**MATERIALS PROVIDED:**
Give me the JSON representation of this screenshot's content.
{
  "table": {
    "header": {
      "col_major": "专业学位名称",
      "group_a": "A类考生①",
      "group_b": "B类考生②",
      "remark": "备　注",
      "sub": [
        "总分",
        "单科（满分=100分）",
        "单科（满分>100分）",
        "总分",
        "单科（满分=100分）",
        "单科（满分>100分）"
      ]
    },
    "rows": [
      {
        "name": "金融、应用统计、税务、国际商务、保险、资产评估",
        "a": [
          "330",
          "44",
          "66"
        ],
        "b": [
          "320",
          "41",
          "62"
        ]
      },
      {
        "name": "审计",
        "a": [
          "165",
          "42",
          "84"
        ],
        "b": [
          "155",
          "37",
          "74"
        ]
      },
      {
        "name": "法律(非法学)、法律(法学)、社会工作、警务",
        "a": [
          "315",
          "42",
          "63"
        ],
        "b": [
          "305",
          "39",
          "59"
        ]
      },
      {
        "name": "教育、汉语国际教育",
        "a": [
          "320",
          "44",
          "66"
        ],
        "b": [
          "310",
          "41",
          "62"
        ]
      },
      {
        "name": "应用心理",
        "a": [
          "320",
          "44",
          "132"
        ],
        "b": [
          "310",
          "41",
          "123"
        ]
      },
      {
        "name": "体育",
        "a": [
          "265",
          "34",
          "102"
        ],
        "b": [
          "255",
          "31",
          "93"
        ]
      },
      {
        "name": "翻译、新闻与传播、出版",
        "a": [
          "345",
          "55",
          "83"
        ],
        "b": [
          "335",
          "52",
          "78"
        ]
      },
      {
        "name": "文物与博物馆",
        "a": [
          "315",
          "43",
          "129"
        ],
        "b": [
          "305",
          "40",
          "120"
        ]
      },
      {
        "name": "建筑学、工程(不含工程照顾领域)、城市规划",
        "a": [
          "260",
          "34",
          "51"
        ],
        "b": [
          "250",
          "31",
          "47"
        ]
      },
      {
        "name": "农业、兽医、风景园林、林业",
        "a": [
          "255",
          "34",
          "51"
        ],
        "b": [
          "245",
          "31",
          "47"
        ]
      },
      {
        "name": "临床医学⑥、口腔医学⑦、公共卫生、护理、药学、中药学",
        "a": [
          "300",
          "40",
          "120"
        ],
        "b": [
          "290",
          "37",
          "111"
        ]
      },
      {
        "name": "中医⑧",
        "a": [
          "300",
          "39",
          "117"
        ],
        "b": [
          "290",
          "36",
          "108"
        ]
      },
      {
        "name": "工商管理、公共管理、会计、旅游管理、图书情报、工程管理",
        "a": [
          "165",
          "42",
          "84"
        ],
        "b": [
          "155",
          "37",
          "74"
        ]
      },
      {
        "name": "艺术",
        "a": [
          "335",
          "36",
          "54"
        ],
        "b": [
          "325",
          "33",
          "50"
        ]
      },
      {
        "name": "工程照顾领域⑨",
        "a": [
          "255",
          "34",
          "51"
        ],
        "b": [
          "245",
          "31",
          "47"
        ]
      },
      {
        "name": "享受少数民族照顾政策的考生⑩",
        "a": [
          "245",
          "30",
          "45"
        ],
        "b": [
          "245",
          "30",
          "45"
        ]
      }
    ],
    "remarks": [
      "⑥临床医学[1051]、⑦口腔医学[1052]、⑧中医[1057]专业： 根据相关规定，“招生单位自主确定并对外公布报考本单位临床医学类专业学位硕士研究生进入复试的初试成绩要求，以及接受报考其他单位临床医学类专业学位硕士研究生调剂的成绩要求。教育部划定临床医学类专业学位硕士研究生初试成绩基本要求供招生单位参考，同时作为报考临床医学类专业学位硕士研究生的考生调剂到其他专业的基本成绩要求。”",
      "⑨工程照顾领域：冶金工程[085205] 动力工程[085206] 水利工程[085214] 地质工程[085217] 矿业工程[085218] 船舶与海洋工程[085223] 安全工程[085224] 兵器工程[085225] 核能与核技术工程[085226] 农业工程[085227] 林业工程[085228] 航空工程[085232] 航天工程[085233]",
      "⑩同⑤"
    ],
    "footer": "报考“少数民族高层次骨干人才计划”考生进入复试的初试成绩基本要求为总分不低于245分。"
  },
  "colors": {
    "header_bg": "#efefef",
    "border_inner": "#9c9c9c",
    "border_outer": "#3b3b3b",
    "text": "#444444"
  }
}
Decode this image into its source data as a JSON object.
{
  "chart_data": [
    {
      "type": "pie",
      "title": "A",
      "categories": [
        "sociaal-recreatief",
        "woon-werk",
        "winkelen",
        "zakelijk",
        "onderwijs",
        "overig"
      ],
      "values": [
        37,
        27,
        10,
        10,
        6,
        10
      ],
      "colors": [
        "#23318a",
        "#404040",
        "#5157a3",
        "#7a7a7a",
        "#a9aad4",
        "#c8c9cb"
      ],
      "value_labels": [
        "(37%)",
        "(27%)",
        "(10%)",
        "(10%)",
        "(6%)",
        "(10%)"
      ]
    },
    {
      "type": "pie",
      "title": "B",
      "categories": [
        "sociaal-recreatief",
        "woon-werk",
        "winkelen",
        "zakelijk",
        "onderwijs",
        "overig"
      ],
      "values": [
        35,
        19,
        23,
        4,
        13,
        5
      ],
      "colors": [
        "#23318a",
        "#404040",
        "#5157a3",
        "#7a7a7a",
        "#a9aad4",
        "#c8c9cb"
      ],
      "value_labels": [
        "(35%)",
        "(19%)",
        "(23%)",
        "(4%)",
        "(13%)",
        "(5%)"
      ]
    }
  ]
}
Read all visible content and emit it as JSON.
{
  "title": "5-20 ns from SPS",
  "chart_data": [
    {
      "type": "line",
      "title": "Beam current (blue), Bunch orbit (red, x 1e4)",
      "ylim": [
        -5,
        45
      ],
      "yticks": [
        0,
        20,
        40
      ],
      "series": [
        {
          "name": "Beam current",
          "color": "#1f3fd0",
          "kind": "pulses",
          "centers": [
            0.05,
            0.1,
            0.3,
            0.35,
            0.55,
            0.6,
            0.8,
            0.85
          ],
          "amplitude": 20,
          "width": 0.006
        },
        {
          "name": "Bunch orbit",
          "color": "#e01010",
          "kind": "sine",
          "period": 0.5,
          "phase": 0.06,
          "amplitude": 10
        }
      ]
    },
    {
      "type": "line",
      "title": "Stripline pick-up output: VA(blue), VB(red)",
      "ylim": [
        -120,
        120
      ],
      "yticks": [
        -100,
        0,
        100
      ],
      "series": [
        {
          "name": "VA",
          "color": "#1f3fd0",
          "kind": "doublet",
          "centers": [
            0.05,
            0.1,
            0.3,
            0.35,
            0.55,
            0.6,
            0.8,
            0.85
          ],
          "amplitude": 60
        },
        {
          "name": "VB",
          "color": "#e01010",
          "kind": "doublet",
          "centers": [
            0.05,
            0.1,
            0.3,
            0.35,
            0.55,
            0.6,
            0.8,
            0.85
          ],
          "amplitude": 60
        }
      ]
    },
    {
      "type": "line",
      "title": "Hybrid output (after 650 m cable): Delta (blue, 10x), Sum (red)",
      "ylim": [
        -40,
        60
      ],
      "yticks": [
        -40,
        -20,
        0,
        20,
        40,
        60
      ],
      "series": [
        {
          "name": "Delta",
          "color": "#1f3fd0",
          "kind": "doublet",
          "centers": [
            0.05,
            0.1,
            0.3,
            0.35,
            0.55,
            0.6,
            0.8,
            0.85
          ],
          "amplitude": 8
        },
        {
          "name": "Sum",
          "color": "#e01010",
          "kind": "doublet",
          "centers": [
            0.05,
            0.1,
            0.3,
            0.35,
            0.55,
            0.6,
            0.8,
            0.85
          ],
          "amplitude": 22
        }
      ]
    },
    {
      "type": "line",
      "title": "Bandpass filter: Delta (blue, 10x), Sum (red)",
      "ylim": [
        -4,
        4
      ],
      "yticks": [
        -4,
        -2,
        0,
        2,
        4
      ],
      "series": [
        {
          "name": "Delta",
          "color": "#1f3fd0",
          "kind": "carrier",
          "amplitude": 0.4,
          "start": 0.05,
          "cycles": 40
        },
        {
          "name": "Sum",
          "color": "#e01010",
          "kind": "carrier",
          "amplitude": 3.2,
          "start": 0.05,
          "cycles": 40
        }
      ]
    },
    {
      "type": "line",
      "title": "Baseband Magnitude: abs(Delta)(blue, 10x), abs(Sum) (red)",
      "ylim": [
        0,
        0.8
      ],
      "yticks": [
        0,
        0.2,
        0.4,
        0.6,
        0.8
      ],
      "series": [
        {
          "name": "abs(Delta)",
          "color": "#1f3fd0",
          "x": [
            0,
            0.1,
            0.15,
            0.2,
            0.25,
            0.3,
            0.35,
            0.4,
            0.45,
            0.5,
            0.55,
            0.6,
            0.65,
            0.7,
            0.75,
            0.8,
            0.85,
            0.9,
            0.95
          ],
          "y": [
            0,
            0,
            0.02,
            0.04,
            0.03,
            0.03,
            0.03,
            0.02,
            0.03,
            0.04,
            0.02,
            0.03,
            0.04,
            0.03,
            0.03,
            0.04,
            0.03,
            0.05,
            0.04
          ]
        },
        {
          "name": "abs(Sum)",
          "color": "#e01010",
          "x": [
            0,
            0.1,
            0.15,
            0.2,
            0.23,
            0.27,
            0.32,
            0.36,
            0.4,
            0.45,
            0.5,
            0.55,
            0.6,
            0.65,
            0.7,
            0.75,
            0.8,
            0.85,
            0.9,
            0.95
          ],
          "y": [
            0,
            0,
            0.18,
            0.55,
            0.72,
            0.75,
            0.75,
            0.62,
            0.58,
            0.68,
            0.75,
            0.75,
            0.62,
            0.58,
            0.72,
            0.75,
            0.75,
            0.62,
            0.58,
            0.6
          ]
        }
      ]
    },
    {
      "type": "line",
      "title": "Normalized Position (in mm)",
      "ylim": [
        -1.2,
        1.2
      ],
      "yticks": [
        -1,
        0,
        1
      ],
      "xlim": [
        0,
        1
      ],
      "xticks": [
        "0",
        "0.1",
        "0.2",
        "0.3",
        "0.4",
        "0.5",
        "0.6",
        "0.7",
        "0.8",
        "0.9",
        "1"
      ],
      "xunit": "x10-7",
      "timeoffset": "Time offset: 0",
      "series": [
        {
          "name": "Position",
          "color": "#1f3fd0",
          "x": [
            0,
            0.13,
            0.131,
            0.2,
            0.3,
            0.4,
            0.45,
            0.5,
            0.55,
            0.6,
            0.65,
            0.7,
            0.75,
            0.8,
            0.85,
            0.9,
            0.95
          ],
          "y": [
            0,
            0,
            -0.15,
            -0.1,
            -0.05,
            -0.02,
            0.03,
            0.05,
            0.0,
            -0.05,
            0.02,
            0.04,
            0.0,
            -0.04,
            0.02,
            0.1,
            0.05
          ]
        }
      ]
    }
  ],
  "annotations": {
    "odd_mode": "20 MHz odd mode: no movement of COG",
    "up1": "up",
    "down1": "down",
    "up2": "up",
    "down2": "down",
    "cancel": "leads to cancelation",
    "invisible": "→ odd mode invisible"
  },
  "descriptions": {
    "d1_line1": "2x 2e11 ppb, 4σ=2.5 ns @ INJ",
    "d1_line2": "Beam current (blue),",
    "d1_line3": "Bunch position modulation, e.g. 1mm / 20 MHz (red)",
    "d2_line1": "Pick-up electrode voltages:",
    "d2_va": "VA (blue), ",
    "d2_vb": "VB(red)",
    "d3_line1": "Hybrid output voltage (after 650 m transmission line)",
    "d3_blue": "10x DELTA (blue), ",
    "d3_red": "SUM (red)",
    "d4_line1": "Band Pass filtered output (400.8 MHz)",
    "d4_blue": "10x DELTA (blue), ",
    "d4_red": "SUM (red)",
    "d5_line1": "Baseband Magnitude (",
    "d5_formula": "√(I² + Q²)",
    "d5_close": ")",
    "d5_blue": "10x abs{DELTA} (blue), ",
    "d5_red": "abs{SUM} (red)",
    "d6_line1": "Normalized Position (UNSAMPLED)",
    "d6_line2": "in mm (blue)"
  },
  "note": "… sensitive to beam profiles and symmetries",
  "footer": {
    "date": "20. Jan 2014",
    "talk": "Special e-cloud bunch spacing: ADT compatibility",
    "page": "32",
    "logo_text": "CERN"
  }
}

**EXERCISE:**
Provide the number of lines containing the string "footer", with no other output.

**WRITTEN ANSWER:**
2